引用した文章:

::::::

株式投資はあわよくば
自分の元金を倍にもしたいといった気持から、
これはと思う株を手に入れることです。

私が初めて株を買ったのは
ほぼ20年前くらいのことです。
最初のときははうまく行ったのですが、
2回目の時は完全に失敗しました。

買った株が元値の3分の1くらいに下がり、
これでは再起不能のではないかと思い
わが身に起こった不幸を嘆きました。

ただ嘆いてばかりいてもしようがないので、
ある時期から、なぜ、失敗を犯したのか、
その原因を突き止めることにしました。

そのとき、私が参考にしたのが
邱永漢さんが株式投資について
書いた評論文で、20冊くらいの本に
掲載されているものでした。

これらの評論を読んで、
自分の投資行動をふりかえり
選んだ銘柄は悪くなかたけど、
買うタイミングを間違えたことに気がつきました。

そこで、同じような失敗を避けるには、
株は下がったときに買う必要がある
ことに気づきました。
もっとも、買った株がそのあとどう動くのか
を事前につかむことは不可能で
買った株が値を下げることがあります。

そうした時には、下がった株を、
買って、買いのコスト下げ、
その後上がるのを待つという方法が
あることを知りました。

その考えに従って、実際に
行動したところ、うまく行きましたので、
一つ賢くなったように思いました。

このことで、株の上がり下がりの傾向に
少し気をつけるようになりましたので、
その分、株の動きへの感度が高まった
のではないかと思っています。

先を読むというのは、
事が起こる前にそのことを
前もって知るということで、
自分にそういう力があるのか
どうかを判定することは
簡単ではありません。

でも、株式投資のように、
相場の動きをあらかじめ読み
その予想に従ってお金を投じ
その後、はっきり結果が出る
世界に場面をしぼれば、
そうした世界において、自分は
先見力を発揮できる人間か、
あるはそうではないかがはっきりします。

::::::

やること: 株式投資の体験をつづった上の文章から、「私が初めて株を買ったのは」で始まり「その原因を突き止めることにしました。」で終わる部分を、最後の語句も含めて一字も変えずに書き写してください。 この後に並ぶ行は、上の文章とは関係ありません。

使えるデータ:
::::::

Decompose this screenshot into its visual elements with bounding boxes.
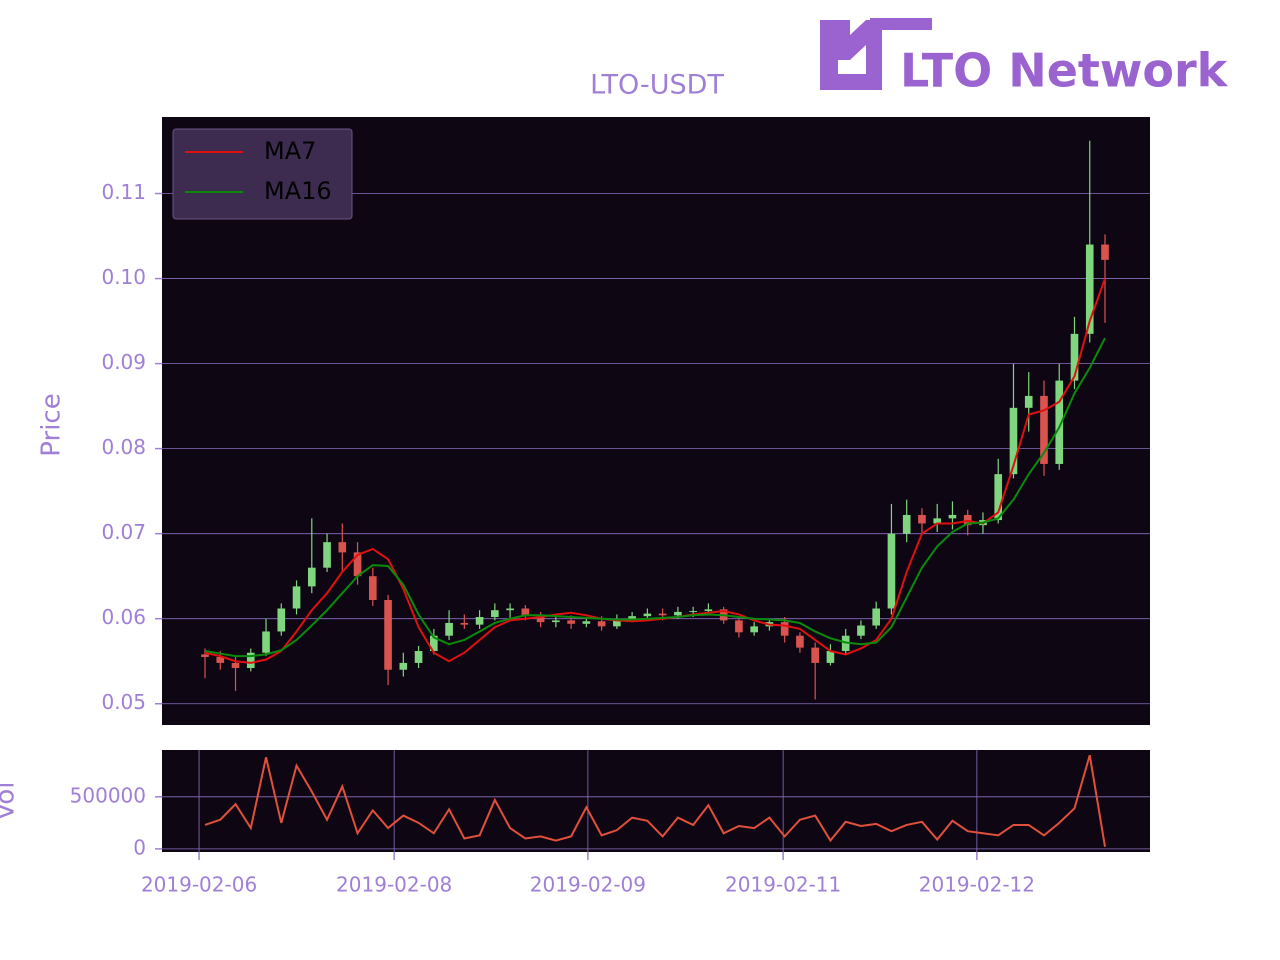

::::::

答え:
私が初めて株を買ったのは
ほぼ20年前くらいのことです。
最初のときははうまく行ったのですが、
2回目の時は完全に失敗しました。

買った株が元値の3分の1くらいに下がり、
これでは再起不能のではないかと思い
わが身に起こった不幸を嘆きました。

ただ嘆いてばかりいてもしようがないので、
ある時期から、なぜ、失敗を犯したのか、
その原因を突き止めることにしました。